→ **Instruction**:
Go through the entries below and copy each line containing the word "Slot".

→ **Record list**:
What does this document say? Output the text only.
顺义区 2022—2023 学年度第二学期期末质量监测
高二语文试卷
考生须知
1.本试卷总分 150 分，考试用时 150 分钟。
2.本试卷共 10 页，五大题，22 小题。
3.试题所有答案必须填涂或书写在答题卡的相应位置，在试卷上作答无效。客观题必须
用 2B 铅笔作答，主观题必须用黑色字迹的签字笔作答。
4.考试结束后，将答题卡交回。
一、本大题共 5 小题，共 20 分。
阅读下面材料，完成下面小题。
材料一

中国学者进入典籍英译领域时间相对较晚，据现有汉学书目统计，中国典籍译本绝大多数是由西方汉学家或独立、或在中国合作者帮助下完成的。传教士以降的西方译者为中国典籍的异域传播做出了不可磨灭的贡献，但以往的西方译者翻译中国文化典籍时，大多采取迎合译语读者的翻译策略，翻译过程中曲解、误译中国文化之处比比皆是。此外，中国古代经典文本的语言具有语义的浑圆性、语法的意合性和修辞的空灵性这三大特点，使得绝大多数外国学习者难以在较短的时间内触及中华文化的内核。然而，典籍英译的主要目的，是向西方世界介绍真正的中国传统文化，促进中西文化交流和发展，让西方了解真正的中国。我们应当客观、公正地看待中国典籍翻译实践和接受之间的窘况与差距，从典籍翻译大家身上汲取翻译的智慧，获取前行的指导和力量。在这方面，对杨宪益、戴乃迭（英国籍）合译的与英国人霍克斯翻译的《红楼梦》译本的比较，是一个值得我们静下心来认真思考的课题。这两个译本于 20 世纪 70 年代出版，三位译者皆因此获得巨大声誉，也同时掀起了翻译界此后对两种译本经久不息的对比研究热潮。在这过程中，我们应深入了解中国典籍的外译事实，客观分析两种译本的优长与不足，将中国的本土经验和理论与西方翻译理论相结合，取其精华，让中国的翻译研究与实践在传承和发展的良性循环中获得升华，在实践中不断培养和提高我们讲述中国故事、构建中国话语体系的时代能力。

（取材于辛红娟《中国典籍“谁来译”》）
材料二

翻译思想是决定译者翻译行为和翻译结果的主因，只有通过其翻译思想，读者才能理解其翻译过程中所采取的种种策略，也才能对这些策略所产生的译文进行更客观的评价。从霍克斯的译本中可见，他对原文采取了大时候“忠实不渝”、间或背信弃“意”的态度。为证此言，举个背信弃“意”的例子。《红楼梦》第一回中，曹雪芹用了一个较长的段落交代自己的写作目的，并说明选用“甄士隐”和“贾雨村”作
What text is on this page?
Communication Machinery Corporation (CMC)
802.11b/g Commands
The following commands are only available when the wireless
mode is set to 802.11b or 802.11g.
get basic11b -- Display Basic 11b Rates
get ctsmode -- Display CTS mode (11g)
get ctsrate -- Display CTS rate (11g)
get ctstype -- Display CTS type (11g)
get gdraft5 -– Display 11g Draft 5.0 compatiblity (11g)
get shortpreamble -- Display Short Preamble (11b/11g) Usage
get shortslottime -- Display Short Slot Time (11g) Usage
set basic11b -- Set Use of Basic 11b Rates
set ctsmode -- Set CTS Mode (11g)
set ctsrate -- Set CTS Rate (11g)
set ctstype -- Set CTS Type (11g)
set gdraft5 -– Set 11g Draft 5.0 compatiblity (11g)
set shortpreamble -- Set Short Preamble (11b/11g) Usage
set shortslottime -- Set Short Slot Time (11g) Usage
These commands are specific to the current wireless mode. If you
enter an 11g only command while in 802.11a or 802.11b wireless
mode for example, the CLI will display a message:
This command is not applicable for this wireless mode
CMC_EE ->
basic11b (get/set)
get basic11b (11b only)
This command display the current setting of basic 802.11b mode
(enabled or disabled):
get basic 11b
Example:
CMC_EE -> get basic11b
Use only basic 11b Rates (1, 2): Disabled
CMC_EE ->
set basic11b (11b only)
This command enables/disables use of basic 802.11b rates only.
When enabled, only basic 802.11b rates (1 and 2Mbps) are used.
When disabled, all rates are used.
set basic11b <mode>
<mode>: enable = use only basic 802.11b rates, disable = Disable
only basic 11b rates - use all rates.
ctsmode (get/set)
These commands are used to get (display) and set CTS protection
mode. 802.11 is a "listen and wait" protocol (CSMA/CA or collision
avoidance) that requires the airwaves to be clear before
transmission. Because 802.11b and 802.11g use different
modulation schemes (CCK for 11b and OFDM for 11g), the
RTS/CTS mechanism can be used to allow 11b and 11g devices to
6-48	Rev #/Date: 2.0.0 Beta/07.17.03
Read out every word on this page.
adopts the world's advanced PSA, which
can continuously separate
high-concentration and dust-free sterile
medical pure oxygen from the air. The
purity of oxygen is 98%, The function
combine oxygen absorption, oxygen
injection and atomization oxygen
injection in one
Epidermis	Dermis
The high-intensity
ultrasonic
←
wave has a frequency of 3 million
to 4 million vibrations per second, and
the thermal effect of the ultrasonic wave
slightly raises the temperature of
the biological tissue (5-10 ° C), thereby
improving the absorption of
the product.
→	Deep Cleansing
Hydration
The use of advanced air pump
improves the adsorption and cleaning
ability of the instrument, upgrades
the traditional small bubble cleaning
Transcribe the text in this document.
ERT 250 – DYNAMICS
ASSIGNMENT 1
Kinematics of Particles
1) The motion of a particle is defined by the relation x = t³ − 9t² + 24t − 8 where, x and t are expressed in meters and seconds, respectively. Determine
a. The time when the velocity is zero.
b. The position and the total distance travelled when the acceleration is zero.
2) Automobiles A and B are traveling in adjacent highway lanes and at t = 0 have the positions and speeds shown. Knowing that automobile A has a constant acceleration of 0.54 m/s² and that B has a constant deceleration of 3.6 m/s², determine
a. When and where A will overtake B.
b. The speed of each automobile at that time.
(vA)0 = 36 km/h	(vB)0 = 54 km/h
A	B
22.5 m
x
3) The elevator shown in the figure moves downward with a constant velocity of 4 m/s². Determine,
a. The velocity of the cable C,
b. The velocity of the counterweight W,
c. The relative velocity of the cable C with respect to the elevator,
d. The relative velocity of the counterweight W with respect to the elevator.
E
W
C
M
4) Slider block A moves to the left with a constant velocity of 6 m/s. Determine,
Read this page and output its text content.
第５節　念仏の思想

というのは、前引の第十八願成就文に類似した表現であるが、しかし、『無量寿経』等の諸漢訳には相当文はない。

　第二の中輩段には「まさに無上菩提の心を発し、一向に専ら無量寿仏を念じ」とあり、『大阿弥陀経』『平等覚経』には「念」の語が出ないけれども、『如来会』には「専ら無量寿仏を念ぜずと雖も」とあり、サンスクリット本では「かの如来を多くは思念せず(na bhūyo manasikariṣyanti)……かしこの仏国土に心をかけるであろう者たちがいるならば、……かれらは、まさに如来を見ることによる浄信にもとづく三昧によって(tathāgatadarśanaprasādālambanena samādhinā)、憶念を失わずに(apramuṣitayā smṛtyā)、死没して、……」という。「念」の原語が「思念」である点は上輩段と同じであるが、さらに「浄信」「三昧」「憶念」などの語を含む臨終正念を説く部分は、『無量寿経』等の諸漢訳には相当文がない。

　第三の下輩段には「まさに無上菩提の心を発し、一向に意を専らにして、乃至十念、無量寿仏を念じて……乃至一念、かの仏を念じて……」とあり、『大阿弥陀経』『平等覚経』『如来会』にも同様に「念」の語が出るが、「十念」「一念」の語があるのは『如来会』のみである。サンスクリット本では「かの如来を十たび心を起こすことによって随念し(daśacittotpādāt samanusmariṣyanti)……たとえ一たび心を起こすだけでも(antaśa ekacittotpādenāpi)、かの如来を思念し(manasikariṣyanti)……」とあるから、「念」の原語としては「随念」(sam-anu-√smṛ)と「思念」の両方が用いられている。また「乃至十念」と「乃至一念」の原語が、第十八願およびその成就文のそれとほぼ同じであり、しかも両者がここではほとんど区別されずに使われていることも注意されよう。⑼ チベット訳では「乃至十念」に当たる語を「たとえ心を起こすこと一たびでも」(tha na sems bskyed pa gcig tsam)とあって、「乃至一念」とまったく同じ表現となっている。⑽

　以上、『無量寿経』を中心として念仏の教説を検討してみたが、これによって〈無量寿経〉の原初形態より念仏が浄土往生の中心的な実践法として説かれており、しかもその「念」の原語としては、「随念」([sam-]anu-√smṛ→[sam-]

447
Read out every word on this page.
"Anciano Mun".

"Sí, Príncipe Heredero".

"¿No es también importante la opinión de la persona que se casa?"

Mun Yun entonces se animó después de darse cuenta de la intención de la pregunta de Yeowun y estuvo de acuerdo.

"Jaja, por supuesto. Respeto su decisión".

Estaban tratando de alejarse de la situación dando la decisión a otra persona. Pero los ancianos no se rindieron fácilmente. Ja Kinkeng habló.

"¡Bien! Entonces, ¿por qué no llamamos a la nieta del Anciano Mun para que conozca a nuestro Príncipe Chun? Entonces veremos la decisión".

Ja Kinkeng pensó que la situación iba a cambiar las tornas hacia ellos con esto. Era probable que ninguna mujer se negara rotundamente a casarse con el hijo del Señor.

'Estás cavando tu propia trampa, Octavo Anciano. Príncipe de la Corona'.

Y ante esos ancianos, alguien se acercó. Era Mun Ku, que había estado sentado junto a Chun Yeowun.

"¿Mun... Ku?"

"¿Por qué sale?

→ **Final result**:
get shortslottime -- Display Short Slot Time (11g) Usage
set shortslottime -- Set Short Slot Time (11g) Usage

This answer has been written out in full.